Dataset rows
---

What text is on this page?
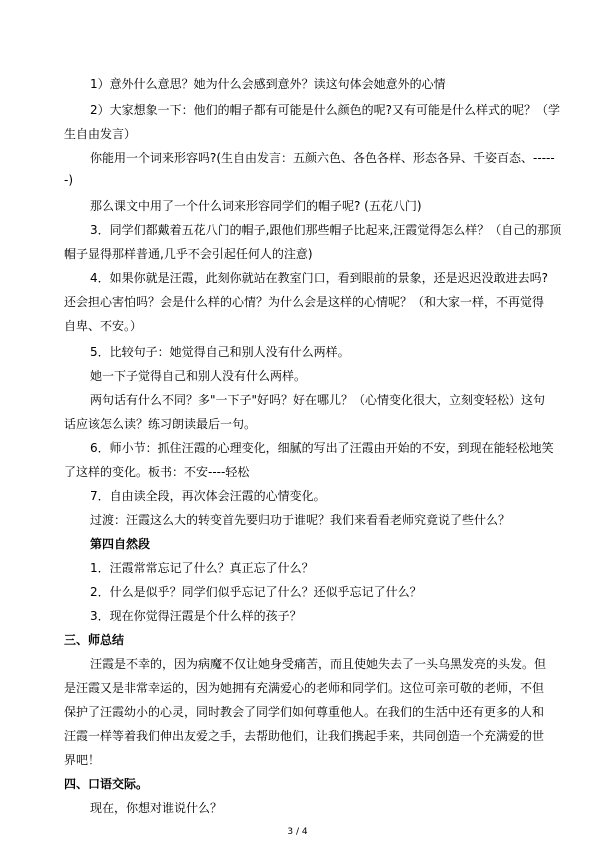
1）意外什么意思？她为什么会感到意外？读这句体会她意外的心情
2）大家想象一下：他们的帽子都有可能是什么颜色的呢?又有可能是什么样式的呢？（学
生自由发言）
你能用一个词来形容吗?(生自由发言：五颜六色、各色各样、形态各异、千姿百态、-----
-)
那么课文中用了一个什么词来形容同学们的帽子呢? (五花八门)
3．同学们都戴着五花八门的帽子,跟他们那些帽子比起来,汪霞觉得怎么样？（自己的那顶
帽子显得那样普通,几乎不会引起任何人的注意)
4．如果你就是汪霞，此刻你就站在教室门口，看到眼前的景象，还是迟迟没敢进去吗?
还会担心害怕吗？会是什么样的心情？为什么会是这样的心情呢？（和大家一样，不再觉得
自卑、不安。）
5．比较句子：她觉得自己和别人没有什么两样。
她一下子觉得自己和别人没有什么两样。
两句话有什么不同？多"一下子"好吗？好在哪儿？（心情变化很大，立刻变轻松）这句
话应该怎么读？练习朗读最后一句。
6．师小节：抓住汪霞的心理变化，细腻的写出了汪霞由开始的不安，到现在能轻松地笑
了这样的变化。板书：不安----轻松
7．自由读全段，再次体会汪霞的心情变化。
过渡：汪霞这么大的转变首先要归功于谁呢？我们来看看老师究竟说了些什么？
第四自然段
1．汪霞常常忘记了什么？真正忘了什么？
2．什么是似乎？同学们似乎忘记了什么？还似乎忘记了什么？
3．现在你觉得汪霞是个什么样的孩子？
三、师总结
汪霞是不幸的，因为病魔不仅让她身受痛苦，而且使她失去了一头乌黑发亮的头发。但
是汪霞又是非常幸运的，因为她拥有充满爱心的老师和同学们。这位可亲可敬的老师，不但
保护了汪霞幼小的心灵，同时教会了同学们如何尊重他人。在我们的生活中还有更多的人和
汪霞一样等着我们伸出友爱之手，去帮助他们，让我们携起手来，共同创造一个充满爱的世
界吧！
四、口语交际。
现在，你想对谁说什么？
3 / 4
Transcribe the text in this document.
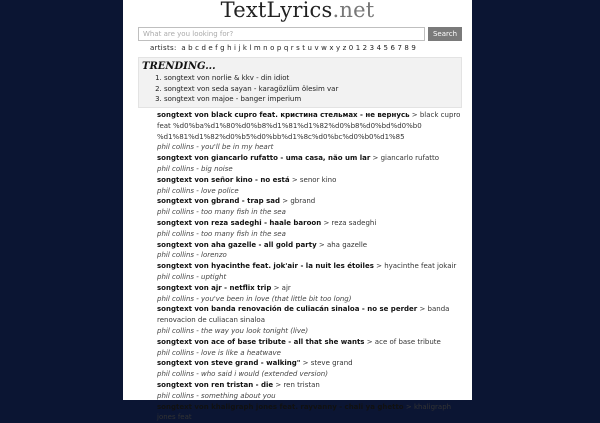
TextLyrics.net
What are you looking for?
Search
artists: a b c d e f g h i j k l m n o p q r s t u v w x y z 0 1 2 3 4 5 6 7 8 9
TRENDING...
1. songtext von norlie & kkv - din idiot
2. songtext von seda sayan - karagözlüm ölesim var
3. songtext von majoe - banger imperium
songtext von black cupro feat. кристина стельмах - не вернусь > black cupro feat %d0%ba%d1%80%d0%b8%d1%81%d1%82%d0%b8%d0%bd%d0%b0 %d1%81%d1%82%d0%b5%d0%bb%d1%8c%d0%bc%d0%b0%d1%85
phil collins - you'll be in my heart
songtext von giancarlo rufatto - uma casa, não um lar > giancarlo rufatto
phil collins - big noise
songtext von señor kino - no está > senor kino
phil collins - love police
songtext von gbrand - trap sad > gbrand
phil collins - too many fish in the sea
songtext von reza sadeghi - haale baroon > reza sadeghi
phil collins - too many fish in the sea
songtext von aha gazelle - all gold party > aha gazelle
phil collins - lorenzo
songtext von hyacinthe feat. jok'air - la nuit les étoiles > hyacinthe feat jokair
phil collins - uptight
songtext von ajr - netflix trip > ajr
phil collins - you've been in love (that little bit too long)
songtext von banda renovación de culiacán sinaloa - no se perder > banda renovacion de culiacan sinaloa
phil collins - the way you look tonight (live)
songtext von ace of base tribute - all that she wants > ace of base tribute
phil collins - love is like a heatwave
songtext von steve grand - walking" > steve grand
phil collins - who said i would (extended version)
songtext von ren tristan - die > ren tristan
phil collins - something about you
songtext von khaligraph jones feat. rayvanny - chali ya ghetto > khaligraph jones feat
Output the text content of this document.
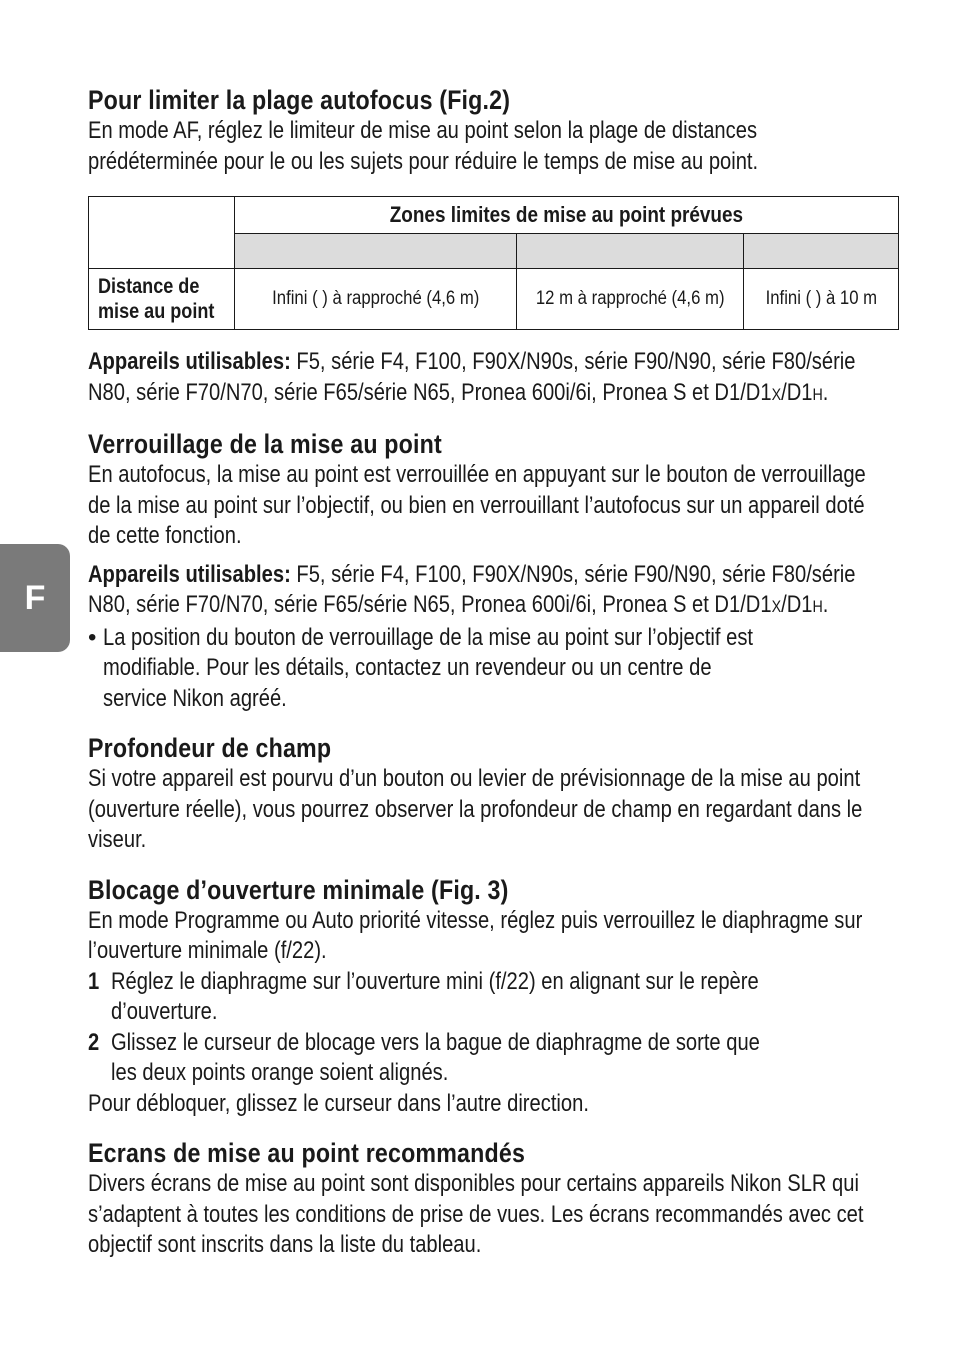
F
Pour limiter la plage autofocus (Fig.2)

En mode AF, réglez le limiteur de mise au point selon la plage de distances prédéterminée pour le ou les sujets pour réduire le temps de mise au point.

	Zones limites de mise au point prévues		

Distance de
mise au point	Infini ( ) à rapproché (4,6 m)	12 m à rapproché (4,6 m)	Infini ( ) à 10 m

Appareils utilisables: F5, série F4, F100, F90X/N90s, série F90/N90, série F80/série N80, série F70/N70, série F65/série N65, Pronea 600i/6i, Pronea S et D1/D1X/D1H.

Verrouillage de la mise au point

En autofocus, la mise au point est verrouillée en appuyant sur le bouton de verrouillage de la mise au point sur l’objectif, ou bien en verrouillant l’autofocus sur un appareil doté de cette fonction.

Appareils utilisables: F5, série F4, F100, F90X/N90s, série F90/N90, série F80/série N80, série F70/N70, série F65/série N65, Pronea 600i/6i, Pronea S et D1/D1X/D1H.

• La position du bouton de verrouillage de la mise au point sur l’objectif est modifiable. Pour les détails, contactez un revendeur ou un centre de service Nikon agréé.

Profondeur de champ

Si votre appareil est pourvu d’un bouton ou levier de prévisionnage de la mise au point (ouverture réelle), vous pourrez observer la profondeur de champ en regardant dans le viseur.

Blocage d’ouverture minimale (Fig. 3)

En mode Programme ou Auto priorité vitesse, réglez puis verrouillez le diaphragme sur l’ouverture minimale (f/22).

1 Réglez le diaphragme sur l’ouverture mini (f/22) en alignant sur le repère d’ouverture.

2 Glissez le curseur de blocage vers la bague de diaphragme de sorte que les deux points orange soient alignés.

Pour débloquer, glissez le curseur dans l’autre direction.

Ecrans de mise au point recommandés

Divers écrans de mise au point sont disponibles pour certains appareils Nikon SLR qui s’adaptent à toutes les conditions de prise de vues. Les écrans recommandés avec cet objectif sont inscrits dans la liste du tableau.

---

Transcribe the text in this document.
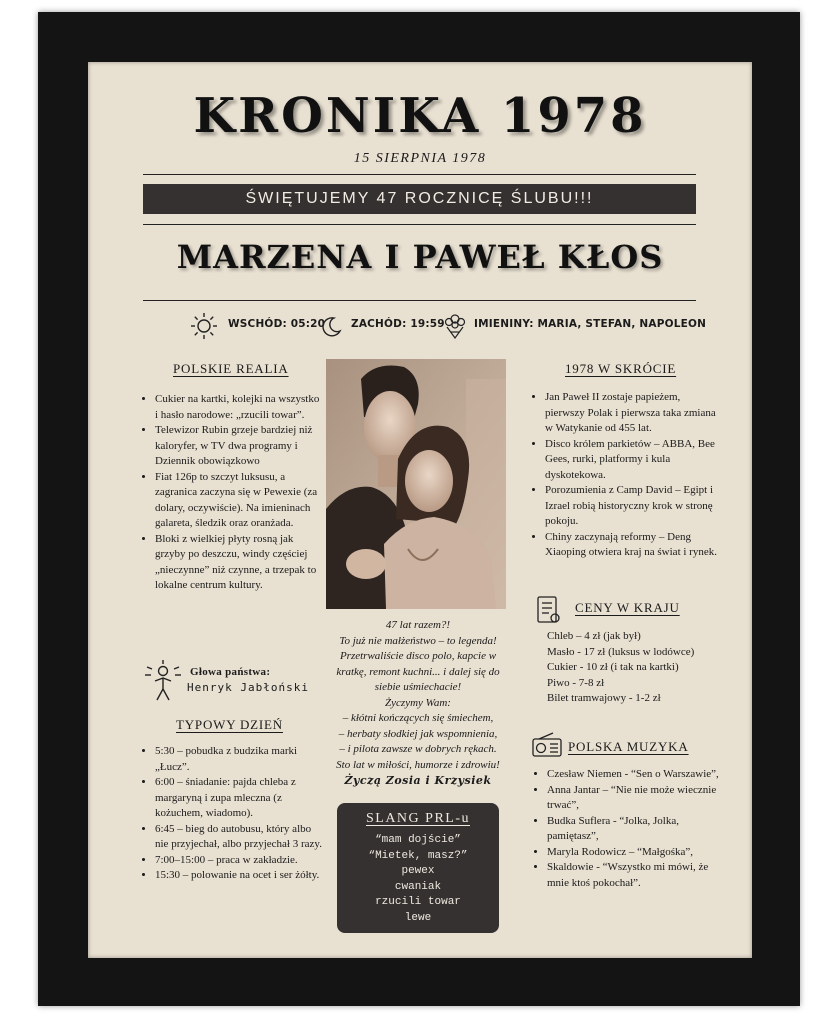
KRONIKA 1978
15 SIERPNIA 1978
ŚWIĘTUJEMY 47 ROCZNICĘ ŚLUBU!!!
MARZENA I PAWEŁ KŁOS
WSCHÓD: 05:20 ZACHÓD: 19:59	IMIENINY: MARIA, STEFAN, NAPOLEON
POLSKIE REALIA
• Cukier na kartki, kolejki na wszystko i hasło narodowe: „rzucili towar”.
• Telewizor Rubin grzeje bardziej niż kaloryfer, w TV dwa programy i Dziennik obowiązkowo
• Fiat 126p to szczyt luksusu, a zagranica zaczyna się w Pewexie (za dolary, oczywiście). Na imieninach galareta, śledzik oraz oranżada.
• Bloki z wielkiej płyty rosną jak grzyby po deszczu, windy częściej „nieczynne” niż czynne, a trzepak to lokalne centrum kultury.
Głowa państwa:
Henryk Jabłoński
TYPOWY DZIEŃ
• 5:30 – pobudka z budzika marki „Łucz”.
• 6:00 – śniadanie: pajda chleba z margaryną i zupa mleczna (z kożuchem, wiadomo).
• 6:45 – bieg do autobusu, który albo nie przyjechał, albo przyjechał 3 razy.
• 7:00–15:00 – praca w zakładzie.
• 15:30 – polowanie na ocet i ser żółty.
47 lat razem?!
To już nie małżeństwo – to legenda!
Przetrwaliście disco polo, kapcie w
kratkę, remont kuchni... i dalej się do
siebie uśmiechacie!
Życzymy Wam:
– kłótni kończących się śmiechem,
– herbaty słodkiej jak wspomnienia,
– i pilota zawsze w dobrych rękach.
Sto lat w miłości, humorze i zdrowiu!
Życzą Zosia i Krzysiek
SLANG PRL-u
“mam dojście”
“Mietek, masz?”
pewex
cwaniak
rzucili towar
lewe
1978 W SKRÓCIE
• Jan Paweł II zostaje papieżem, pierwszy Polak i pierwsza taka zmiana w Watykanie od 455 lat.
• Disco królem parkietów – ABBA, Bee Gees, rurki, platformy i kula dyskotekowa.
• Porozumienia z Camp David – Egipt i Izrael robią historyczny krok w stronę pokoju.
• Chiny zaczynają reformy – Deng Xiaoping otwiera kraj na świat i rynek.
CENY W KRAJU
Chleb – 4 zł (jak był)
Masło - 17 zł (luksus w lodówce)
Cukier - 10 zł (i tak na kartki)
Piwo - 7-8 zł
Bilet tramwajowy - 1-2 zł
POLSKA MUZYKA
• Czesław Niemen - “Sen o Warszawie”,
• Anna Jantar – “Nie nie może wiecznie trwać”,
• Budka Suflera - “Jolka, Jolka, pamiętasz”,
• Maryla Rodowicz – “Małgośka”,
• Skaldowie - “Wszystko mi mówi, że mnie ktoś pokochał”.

---

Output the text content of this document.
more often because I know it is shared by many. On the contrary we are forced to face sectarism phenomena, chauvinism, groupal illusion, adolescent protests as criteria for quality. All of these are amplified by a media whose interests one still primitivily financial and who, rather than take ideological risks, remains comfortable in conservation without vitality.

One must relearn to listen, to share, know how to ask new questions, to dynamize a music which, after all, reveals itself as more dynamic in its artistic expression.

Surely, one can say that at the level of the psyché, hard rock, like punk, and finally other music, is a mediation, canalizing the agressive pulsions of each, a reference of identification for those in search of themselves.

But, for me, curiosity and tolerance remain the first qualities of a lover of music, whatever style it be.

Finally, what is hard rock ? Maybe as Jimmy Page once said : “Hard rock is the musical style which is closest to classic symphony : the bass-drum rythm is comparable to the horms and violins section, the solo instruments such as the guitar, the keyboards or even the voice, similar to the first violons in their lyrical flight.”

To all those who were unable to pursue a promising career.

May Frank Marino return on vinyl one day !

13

---

▶ [Goal]: From the entries above, extract each line containing "feat".

▶ [Answer to the exercise]:
songtext von black cupro feat. кристина стельмах - не вернусь > black cupro feat %d0%ba%d1%80%d0%b8%d1%81%d1%82%d0%b8%d0%bd%d0%b0 %d1%81%d1%82%d0%b5%d0%bb%d1%8c%d0%bc%d0%b0%d1%85
songtext von hyacinthe feat. jok'air - la nuit les étoiles > hyacinthe feat jokair
songtext von khaligraph jones feat. rayvanny - chali ya ghetto > khaligraph jones feat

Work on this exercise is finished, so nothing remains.